## [Data rows]
▼

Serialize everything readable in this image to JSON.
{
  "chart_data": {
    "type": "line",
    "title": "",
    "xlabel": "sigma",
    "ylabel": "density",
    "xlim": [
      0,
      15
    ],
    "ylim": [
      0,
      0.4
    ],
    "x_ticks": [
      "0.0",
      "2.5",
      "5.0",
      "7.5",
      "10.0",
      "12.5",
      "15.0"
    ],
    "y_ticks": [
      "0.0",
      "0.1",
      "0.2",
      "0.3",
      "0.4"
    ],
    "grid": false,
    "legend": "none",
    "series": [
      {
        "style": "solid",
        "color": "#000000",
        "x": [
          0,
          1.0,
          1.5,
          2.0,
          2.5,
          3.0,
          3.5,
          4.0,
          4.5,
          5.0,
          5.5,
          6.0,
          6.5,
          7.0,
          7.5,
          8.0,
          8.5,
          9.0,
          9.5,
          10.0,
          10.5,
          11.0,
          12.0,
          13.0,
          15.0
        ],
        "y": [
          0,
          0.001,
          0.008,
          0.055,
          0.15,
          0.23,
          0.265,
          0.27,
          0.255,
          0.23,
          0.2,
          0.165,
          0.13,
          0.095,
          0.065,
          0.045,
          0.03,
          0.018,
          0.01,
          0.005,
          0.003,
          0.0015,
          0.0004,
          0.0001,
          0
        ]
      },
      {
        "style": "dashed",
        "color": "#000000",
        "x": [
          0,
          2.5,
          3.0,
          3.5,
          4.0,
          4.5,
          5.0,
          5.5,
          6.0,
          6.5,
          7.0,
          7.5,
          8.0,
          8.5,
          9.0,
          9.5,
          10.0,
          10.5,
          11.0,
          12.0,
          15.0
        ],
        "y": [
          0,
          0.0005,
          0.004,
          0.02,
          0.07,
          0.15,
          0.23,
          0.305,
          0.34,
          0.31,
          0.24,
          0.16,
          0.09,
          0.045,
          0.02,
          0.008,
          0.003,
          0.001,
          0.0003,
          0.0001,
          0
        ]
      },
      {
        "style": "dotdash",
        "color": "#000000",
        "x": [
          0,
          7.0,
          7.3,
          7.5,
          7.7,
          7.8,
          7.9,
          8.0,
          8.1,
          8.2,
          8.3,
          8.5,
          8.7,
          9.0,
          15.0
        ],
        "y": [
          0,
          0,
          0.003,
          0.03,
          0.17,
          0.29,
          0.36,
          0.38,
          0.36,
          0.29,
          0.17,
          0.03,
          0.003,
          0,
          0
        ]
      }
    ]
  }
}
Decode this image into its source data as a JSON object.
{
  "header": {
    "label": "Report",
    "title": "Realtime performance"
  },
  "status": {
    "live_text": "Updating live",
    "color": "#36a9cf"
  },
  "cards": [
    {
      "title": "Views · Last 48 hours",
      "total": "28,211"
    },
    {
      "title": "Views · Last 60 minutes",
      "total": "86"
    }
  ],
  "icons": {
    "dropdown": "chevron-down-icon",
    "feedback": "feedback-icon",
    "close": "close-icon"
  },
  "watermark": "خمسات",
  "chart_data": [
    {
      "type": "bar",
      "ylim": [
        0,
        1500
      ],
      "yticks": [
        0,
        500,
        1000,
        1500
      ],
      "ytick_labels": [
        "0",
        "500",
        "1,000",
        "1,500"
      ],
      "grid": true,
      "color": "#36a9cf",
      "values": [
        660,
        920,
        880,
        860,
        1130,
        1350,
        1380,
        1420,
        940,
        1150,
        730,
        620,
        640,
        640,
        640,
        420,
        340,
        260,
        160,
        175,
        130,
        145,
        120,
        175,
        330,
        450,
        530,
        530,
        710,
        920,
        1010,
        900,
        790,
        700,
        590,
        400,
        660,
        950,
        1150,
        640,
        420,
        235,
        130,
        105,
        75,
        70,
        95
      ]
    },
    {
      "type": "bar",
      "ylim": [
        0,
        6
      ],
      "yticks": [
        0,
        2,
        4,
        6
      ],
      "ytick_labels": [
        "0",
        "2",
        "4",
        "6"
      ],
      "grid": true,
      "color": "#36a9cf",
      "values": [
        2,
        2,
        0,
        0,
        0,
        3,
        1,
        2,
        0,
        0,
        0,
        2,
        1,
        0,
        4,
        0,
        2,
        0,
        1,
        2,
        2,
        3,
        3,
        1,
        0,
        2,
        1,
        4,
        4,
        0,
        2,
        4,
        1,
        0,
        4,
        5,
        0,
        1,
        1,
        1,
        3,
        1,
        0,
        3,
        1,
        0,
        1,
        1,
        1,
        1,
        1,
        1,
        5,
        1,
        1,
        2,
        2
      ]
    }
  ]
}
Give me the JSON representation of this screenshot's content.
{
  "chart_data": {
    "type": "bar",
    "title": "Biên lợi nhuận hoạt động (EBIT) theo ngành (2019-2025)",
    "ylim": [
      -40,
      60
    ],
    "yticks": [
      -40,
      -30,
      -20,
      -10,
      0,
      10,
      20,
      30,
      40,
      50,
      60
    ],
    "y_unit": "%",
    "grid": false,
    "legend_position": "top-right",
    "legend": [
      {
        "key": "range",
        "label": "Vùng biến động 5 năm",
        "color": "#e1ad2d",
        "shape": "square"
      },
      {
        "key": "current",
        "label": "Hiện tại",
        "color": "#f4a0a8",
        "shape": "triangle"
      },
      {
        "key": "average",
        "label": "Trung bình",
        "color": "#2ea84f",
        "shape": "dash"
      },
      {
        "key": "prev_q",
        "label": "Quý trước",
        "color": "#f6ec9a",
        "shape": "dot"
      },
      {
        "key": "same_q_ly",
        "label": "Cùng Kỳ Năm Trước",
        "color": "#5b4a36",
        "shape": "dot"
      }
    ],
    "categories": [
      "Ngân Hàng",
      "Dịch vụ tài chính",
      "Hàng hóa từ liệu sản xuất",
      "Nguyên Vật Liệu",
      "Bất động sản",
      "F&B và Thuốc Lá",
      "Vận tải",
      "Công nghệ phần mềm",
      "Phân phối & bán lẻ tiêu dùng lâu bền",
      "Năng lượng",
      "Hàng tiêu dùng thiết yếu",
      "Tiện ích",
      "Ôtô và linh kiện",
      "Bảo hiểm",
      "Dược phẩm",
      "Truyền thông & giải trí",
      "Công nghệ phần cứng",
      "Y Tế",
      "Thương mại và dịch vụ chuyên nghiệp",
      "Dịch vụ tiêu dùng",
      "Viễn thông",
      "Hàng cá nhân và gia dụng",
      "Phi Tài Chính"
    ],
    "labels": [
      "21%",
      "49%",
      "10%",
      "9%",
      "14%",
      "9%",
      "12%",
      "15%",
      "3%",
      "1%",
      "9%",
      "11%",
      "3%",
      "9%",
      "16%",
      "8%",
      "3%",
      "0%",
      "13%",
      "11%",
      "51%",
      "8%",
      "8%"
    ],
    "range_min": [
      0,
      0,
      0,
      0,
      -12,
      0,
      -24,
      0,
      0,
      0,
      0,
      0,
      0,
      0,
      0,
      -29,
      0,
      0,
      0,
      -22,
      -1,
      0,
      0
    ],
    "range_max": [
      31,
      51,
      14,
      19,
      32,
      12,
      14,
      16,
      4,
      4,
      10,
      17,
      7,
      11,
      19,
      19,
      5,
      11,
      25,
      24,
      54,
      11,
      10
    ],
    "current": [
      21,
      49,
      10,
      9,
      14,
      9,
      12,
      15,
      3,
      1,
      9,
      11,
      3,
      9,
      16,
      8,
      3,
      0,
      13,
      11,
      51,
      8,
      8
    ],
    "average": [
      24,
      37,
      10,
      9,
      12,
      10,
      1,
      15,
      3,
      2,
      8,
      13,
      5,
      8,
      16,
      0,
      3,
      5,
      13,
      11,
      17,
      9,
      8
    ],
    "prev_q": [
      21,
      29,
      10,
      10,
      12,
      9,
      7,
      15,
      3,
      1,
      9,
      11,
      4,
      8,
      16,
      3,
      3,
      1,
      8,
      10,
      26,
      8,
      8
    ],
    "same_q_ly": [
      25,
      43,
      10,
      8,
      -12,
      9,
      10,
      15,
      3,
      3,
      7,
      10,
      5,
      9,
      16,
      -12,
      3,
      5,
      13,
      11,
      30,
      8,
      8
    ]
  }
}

▲

Show each line in the entries that holds the string "động".

    "title": "Biên lợi nhuận hoạt động (EBIT) theo ngành (2019-2025)",
        "label": "Vùng biến động 5 năm",
      "Bất động sản",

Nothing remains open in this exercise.